#### [WRITTEN EXERCISE]
Return, character for character, the lines from the one bearing "Read all visible content and emit it as JSON." through the end of the material. Omit everything before that line.

⟨

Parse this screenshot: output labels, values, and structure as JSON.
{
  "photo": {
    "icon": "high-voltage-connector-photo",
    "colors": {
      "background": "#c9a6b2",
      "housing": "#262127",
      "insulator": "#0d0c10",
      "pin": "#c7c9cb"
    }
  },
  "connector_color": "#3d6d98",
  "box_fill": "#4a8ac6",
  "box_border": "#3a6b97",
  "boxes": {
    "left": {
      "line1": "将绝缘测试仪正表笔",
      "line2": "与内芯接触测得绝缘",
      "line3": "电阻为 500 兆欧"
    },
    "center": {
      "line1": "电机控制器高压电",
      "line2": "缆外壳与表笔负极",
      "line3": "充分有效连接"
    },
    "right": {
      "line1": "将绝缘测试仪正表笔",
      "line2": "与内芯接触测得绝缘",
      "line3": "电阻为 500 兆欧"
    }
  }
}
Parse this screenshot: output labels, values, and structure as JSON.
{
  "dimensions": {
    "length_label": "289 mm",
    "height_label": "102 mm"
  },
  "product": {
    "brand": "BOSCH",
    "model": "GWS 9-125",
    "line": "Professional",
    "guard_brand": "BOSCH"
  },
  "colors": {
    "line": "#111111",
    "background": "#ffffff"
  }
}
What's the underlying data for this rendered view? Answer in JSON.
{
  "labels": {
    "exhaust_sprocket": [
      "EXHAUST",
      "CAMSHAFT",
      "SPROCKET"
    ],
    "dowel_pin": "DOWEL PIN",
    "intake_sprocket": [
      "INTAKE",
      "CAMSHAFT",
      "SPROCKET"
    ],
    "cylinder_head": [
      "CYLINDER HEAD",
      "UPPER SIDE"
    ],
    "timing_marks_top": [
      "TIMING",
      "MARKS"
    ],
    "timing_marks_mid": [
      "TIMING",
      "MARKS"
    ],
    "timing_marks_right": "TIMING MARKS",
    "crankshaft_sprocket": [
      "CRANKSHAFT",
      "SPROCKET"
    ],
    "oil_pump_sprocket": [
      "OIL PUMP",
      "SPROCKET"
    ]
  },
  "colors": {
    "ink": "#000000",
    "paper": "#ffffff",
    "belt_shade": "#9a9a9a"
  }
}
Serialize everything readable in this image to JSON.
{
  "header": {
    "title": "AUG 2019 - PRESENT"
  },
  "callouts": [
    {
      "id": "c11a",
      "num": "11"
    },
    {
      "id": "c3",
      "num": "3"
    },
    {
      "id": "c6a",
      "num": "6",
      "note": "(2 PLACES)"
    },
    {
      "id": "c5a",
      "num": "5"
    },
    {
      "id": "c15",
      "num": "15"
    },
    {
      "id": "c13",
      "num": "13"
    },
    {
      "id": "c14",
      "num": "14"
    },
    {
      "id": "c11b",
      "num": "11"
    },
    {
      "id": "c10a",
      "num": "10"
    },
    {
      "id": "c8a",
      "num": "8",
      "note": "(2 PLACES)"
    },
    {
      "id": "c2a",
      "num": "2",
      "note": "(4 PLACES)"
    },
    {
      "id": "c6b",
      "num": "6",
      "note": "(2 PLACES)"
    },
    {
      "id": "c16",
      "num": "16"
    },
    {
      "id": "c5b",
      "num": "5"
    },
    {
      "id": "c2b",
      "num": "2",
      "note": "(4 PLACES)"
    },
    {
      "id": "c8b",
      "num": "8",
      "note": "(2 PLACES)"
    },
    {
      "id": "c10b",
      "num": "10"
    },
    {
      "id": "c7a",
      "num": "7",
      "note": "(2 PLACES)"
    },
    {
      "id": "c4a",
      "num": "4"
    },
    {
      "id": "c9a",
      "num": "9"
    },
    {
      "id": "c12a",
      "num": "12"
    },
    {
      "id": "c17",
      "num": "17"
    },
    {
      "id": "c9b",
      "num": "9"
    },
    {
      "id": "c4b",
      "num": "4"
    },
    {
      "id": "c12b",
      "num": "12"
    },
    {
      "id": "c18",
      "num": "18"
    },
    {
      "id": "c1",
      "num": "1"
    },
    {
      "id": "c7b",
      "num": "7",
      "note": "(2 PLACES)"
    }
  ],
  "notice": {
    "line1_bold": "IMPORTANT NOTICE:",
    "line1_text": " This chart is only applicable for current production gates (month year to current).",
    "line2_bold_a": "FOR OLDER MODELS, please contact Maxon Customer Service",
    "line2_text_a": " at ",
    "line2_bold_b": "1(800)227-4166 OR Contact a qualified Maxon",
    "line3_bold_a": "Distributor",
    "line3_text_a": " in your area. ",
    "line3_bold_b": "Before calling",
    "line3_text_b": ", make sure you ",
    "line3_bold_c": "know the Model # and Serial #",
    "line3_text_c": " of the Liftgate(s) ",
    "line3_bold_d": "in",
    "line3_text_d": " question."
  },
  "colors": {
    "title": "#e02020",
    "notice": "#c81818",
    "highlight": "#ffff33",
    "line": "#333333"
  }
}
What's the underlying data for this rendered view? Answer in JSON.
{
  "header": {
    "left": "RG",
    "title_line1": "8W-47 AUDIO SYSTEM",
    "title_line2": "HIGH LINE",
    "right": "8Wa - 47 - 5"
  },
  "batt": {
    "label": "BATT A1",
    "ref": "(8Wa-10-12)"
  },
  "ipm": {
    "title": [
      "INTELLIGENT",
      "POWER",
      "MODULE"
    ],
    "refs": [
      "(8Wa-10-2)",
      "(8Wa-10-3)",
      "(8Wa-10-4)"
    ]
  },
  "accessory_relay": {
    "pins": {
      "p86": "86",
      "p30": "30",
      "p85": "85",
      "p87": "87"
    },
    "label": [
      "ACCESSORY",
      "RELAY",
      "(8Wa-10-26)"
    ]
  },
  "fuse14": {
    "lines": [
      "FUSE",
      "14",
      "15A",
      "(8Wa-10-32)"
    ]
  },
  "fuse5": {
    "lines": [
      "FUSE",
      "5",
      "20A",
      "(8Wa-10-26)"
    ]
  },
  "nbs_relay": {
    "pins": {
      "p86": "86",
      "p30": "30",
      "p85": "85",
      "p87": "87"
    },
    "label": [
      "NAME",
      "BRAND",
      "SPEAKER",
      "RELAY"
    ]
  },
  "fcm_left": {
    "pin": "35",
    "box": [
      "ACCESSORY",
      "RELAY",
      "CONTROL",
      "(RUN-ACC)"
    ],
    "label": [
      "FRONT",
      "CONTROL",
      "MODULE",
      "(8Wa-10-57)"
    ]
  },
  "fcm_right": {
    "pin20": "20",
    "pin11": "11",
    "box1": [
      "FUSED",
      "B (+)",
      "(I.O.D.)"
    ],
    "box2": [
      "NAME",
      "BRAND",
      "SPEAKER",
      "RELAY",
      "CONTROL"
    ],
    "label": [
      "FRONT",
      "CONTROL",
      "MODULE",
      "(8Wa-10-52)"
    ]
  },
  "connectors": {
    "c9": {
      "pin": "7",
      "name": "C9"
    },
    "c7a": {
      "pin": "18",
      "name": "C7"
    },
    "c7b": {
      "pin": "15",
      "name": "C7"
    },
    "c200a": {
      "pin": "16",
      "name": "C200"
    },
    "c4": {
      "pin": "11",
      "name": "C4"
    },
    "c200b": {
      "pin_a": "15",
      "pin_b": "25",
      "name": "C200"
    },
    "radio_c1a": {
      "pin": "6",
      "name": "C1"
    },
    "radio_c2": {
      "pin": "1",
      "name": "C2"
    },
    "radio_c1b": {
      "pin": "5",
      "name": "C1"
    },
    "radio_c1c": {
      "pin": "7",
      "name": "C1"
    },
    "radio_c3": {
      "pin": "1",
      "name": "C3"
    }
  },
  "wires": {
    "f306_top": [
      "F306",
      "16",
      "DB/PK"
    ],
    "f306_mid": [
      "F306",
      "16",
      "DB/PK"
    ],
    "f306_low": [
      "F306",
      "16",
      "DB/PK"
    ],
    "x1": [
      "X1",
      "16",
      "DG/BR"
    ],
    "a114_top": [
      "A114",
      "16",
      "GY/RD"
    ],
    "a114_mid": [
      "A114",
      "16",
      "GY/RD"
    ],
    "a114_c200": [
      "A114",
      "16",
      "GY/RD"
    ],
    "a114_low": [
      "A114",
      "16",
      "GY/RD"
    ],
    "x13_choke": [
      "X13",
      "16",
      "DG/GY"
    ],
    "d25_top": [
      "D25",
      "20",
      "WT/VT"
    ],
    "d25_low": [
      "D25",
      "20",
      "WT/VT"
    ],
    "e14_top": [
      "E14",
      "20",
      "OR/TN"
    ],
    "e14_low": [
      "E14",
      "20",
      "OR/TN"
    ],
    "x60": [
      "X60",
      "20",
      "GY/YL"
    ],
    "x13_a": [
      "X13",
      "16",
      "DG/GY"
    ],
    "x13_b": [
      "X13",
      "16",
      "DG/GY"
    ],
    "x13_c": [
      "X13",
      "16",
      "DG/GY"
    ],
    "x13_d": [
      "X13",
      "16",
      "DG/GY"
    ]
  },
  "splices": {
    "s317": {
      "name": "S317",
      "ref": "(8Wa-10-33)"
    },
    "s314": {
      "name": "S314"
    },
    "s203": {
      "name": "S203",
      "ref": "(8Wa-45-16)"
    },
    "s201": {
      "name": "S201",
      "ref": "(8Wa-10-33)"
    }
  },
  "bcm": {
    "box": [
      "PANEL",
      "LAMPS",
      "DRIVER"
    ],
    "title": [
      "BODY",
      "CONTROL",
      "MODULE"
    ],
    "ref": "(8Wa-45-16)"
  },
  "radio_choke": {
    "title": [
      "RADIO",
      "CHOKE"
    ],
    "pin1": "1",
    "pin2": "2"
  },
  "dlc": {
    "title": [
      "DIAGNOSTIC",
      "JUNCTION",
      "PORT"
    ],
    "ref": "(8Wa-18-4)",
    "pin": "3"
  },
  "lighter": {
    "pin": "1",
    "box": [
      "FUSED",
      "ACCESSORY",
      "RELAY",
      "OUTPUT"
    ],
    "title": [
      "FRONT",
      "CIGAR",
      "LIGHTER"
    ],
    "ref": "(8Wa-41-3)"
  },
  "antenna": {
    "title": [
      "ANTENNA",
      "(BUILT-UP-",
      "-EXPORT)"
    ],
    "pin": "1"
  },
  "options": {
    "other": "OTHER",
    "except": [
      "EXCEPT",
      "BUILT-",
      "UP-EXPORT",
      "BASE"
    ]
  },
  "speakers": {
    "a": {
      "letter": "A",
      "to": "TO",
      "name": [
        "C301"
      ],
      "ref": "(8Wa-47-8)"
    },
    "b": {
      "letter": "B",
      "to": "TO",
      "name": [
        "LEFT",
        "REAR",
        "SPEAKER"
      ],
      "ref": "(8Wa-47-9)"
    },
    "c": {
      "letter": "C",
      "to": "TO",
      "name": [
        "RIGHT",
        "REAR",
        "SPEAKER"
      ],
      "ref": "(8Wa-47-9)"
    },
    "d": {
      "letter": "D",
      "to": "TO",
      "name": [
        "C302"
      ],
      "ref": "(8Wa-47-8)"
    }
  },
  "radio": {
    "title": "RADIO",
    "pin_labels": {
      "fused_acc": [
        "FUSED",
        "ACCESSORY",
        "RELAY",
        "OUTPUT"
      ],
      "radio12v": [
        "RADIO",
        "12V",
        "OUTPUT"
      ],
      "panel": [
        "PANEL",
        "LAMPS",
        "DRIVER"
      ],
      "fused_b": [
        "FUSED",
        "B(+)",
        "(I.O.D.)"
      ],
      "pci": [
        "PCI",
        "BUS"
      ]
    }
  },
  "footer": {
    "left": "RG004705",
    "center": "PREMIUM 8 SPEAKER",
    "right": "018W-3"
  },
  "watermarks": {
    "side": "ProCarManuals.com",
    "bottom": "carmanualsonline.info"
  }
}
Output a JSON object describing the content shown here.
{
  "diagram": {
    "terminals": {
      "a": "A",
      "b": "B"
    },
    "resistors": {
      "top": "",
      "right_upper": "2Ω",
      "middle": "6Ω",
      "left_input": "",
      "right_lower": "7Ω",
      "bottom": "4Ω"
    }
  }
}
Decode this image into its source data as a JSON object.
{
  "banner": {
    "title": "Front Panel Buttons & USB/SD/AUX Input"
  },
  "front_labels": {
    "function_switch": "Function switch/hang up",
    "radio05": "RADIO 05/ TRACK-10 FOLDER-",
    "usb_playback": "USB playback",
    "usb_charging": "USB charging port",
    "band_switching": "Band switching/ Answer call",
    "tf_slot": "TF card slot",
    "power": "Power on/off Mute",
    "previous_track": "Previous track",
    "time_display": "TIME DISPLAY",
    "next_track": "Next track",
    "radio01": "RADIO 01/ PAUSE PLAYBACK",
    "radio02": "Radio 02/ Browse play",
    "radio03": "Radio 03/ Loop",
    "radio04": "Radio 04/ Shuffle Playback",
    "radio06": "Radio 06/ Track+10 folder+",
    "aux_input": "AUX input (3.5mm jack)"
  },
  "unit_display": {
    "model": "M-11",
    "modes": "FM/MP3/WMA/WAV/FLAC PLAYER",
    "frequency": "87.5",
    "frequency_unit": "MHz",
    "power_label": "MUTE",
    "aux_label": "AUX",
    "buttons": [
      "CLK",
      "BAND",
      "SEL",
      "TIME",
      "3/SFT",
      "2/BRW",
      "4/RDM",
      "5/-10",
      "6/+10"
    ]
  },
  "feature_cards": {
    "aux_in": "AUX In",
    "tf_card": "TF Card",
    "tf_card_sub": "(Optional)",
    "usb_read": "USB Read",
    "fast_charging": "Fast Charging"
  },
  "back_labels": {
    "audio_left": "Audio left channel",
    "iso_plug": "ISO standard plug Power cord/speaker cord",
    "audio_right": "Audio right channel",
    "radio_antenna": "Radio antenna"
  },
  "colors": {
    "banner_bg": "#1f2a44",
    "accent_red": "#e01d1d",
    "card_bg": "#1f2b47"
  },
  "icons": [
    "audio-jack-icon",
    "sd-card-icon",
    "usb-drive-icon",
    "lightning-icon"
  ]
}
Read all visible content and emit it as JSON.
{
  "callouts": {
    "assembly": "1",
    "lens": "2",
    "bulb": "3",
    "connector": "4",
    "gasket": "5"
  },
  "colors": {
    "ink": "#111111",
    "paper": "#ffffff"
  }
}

⟩

#### [FULL RESPONSE]
Read all visible content and emit it as JSON.
{
  "callouts": {
    "assembly": "1",
    "lens": "2",
    "bulb": "3",
    "connector": "4",
    "gasket": "5"
  },
  "colors": {
    "ink": "#111111",
    "paper": "#ffffff"
  }
}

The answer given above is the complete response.